What is being asked: Pick out the lines in the listing below that contain the word "curve" and copy them.
☆ ☆ ☆ ☆
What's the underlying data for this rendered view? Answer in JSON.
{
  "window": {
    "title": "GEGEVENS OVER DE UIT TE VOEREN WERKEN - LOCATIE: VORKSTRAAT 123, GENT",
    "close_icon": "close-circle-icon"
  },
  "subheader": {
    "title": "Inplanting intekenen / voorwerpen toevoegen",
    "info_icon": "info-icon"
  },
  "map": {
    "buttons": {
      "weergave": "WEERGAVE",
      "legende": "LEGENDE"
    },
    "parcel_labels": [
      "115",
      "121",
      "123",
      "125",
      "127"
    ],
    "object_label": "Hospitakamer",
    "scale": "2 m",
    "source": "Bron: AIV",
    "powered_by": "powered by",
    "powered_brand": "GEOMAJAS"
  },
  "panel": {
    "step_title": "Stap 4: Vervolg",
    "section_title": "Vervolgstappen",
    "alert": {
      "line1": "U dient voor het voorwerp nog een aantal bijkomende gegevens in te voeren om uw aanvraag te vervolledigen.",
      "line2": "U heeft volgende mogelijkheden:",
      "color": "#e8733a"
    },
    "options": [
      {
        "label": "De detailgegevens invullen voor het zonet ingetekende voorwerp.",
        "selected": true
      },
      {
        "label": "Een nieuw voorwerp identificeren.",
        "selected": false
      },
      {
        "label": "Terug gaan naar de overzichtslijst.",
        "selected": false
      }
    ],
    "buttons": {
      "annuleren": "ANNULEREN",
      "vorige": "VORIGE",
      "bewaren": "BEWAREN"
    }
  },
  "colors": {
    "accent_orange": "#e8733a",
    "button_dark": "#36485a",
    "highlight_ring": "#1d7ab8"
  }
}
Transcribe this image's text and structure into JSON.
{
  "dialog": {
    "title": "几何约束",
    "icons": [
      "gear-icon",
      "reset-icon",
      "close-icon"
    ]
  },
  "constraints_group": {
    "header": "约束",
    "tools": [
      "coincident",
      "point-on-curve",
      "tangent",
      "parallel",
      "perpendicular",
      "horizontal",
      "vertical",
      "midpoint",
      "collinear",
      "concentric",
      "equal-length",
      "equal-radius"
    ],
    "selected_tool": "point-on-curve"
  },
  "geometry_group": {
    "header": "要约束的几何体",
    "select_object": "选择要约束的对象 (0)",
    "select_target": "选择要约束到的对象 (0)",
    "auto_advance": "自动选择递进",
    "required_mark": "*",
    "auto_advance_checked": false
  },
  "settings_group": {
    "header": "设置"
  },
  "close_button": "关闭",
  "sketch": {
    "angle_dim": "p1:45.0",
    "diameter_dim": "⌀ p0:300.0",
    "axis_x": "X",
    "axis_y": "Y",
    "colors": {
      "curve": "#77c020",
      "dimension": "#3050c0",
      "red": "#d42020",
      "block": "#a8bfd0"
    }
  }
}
☆ ☆ ☆ ☆
Problem solution:
      "point-on-curve",
    "selected_tool": "point-on-curve"
      "curve": "#77c020",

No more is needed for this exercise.